= Dataset extract =
══════════

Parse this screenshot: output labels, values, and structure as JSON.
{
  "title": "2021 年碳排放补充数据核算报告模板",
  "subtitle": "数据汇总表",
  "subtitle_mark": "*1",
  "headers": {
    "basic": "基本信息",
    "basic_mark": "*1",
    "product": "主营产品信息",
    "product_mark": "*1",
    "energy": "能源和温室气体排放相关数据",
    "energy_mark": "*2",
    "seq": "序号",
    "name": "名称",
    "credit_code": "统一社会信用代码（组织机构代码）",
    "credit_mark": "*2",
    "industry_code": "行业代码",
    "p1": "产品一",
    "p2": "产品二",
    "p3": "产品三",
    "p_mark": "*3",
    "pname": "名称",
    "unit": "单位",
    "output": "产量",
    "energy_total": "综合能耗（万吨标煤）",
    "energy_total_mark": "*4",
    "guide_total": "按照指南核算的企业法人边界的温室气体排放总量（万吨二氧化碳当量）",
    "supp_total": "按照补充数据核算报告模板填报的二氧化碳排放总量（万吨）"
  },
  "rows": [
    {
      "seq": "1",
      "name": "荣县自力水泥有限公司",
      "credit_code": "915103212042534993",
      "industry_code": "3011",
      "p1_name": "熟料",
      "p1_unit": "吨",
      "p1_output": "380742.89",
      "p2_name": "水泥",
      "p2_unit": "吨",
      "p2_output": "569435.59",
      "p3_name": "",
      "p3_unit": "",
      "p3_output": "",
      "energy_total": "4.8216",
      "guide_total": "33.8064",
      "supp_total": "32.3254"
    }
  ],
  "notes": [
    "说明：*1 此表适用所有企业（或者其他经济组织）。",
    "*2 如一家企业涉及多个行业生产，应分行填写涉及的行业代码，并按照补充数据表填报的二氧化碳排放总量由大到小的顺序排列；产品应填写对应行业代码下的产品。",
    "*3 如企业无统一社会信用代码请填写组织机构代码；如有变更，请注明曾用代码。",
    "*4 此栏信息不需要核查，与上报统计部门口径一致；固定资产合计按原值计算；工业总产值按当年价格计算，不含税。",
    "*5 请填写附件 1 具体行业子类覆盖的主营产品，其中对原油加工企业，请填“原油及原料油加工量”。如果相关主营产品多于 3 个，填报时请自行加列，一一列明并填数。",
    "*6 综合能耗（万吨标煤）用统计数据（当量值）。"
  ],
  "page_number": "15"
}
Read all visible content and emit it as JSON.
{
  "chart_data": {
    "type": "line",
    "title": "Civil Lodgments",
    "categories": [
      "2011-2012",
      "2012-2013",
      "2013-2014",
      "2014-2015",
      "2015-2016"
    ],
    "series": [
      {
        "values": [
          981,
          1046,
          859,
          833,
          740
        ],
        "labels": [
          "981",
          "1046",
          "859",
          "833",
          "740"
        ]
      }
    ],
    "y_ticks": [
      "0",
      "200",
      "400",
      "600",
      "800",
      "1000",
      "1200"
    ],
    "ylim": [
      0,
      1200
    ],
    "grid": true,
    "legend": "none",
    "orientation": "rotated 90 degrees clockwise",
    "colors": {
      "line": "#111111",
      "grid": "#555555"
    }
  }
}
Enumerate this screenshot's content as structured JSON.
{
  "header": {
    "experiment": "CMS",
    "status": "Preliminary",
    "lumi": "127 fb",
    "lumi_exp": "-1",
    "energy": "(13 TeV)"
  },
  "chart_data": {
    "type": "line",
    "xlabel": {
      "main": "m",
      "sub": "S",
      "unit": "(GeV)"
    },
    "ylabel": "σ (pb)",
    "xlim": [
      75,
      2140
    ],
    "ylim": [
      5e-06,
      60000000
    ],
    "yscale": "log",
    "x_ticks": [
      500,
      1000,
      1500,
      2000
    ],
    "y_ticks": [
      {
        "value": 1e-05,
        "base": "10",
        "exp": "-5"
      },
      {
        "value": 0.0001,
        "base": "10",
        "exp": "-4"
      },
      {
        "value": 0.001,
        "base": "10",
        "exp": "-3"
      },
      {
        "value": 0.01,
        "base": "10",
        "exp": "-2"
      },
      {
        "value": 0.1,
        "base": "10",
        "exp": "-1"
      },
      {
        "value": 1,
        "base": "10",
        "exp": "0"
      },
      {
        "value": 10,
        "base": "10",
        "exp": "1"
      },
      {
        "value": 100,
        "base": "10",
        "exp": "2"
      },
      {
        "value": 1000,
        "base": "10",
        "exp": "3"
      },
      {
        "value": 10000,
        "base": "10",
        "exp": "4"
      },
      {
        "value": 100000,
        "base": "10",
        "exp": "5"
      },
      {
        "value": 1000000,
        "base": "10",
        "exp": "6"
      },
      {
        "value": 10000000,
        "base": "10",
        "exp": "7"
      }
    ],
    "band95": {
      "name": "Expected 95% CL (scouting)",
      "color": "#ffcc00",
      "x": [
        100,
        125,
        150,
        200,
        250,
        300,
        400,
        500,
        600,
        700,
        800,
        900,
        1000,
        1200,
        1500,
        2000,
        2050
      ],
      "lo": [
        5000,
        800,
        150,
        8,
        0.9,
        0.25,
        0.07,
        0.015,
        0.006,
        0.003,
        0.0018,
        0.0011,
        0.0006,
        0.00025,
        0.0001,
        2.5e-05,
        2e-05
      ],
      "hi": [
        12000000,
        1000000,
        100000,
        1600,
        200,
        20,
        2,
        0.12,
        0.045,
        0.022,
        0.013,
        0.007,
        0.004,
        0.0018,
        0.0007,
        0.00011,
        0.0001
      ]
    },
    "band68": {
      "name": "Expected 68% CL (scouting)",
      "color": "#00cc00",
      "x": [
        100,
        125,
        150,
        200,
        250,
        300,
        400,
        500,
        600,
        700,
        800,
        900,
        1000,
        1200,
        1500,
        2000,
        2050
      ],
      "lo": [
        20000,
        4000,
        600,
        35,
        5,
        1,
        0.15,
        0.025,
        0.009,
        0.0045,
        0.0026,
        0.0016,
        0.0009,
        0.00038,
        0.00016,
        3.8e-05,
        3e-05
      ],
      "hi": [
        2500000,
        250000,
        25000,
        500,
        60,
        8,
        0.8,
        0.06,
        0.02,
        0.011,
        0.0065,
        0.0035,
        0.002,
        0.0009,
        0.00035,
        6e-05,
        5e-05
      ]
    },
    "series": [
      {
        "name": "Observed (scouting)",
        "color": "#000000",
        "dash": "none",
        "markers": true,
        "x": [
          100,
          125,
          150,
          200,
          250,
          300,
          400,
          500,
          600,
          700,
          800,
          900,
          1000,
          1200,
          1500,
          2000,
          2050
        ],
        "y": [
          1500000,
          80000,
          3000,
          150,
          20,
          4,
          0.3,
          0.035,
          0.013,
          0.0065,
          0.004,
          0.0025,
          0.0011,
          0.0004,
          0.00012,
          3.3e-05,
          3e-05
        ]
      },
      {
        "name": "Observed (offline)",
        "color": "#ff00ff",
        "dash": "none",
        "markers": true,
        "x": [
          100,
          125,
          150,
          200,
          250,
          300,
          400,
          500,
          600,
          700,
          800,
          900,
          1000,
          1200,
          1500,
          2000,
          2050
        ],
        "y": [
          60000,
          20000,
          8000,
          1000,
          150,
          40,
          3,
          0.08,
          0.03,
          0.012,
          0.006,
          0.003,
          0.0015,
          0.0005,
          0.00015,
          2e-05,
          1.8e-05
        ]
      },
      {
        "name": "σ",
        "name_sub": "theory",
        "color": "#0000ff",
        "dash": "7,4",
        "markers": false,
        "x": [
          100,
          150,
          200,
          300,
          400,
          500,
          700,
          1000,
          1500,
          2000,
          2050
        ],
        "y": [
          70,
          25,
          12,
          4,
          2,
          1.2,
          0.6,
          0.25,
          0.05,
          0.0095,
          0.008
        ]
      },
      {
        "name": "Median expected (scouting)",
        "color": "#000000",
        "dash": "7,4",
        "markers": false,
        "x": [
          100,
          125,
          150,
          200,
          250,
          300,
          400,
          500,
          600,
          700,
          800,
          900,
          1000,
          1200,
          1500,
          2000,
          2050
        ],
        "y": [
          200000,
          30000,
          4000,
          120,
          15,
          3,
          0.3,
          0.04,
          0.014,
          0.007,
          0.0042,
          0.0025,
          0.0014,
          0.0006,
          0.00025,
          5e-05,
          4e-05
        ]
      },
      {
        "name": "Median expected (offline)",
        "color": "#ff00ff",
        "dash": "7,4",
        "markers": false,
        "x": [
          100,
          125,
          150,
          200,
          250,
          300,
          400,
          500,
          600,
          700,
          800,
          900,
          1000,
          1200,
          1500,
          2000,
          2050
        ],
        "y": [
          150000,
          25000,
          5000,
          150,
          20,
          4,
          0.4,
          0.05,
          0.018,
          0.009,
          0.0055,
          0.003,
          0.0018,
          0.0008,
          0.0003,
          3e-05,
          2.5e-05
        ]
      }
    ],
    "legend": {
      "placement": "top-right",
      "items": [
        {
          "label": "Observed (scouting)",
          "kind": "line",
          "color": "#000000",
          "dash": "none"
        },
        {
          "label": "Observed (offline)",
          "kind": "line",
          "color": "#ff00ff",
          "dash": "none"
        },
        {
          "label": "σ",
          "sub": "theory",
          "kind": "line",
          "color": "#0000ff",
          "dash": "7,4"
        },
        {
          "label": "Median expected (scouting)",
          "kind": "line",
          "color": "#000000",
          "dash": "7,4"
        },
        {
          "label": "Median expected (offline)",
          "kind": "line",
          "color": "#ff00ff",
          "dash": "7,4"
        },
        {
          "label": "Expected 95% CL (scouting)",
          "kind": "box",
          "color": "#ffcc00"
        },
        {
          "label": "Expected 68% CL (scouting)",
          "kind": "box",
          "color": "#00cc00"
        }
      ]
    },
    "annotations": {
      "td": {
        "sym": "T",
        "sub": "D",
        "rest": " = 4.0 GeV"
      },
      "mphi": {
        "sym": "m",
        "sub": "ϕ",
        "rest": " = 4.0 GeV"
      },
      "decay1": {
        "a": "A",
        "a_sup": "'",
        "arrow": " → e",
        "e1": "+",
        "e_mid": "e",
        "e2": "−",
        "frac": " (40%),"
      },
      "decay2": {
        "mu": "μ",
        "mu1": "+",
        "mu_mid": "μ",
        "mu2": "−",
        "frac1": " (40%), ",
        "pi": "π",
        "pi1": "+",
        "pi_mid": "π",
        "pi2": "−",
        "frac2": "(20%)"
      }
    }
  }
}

══════════

= Given instruction =
Select and copy every line from the records that includes the word "Median".

= Output for this task =
        "name": "Median expected (scouting)",
        "name": "Median expected (offline)",
          "label": "Median expected (scouting)",
          "label": "Median expected (offline)",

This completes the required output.